Saturday, January 28, 2006

On dating ...

Never heard of n+1 mag before. But, they're linked from AL DAILY.(Infinitely better than Al Jazeera, lemme tell ya :)). Why aren't they on my links? Hmm.) Can't be all that bad.

And what they write about? Sheesh. So true. No wonder Josh Harris kissed dating goodbye. Besides, I think other parts of the world might not be so crazy to arrange marriages and stuff, ya know. Some of my best friends have done it. And seem to be doing swimmingly.
With how many people did people used to sleep? It’s hard to tell. Language changes, and there’s the problem of bragging. Take the French. Stendhal in his treatise on love is expansive on the seduction strategies of his friends (hide under the bed; announce yourself so late in the night that kicking you out would already be a scandal), but in The Red and the Black Julien Sorel sleeps with exactly two women—and for this they cut off his head!

- Items
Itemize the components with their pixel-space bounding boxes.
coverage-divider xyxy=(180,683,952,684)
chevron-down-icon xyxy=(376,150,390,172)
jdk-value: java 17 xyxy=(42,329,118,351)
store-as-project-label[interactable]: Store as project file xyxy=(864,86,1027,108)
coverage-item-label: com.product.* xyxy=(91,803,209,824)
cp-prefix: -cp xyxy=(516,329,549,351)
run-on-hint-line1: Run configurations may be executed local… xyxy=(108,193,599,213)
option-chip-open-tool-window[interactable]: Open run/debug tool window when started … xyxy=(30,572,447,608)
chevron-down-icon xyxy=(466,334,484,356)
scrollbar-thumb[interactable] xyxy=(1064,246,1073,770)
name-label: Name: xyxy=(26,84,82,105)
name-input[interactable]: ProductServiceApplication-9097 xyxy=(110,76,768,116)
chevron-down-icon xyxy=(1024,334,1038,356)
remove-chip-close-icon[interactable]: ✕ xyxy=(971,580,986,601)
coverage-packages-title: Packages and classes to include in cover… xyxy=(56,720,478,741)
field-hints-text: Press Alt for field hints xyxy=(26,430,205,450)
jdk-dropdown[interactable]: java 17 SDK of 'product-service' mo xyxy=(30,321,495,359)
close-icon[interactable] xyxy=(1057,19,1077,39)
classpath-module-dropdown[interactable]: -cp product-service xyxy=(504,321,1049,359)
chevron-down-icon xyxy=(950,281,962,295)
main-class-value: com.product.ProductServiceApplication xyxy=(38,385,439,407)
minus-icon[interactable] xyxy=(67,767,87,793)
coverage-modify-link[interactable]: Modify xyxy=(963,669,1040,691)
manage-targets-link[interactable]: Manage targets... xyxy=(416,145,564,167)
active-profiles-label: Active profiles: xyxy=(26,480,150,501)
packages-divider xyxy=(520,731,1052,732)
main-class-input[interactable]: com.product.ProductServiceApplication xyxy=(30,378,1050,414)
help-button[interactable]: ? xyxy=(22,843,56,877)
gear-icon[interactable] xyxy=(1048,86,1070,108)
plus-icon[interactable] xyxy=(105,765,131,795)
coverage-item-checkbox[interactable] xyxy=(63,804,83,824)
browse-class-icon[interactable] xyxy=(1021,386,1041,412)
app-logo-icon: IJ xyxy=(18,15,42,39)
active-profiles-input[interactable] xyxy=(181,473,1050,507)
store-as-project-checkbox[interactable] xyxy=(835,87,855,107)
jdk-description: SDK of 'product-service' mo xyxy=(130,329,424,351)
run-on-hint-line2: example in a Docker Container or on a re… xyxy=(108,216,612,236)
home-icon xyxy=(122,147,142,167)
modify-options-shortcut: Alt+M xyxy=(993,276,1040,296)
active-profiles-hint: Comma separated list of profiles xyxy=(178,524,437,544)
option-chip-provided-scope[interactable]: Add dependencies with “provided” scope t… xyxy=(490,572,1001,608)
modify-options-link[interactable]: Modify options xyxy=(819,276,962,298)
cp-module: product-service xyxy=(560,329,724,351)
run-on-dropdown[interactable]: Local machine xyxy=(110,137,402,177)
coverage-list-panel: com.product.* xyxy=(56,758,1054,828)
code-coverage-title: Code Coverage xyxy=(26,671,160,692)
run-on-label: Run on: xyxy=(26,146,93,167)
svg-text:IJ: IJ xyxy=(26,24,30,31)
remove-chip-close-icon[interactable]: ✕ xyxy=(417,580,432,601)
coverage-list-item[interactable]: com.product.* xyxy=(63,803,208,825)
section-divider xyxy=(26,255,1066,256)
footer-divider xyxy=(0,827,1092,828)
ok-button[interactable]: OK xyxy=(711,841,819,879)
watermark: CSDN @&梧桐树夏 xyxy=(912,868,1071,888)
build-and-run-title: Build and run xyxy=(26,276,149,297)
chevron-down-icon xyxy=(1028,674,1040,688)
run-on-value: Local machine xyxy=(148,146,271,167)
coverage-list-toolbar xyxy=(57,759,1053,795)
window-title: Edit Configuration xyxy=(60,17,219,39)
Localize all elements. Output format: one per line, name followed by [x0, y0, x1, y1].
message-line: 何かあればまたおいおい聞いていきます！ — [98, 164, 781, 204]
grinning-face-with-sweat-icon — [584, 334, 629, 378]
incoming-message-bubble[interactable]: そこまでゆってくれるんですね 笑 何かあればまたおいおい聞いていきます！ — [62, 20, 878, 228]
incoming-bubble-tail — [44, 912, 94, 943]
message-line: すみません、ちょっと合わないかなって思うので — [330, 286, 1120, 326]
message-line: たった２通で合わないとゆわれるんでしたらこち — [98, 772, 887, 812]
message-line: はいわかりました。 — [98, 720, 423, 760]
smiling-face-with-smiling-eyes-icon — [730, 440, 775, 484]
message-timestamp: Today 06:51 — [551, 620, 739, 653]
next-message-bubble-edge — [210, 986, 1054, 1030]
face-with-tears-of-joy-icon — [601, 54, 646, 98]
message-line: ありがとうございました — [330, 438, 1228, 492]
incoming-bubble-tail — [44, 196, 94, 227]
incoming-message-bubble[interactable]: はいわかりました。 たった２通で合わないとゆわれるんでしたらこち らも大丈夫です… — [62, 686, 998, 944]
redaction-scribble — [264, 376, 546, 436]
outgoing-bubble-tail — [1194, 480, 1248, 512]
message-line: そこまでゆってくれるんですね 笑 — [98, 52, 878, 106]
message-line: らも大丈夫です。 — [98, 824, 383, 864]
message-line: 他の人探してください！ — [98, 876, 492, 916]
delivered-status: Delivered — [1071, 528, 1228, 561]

- Work to do
a: Reproduce the blog post on dating from "Saturday, January 28, 2006" up to and including "all that bad.".
b: Continue the blog post on dating, starting right after its last sentence.

- Replies
a:
Saturday, January 28, 2006

On dating ...

Never heard of n+1 mag before. But, they're linked from AL DAILY.(Infinitely better than Al Jazeera, lemme tell ya :)). Why aren't they on my links? Hmm.) Can't be all that bad.

b:
[snip]
Twenty years later, there was Greenwich Village. Edna St. Vincent Millay, riding back and forth all night on the ferry, was the most promiscuous literary woman of her time. But her biographer puts the grand total of her conquests at fourteen, and some of these, according to a rival biographer, are questionable—and three were “well-known homosexuals.” So ten. For the modern college senior, this is a busy but not extravagant Spring Break.
[snip]
Dating presents itself as an education in human relationships. In fact it’s an anti-education. You could invent no worse preparation for love, for marriage, than the tireless pursuit of the perfect partner. Keep Looking, says dating. You’re Not Done Yet. What About That One? And That One? Dating, like the tyrant, seeks perfection (within a certain price range). Whereas the heart, like the eye, can only cling to imperfections: her funny stride, and the way her voice breaks, child-like, on the phone. And so the dater, self-baffling, seeks what the heart cannot understand.
Hmm. Maybe other cultures, and that bossy mama, Holy Mother Church, might be onto something? :-)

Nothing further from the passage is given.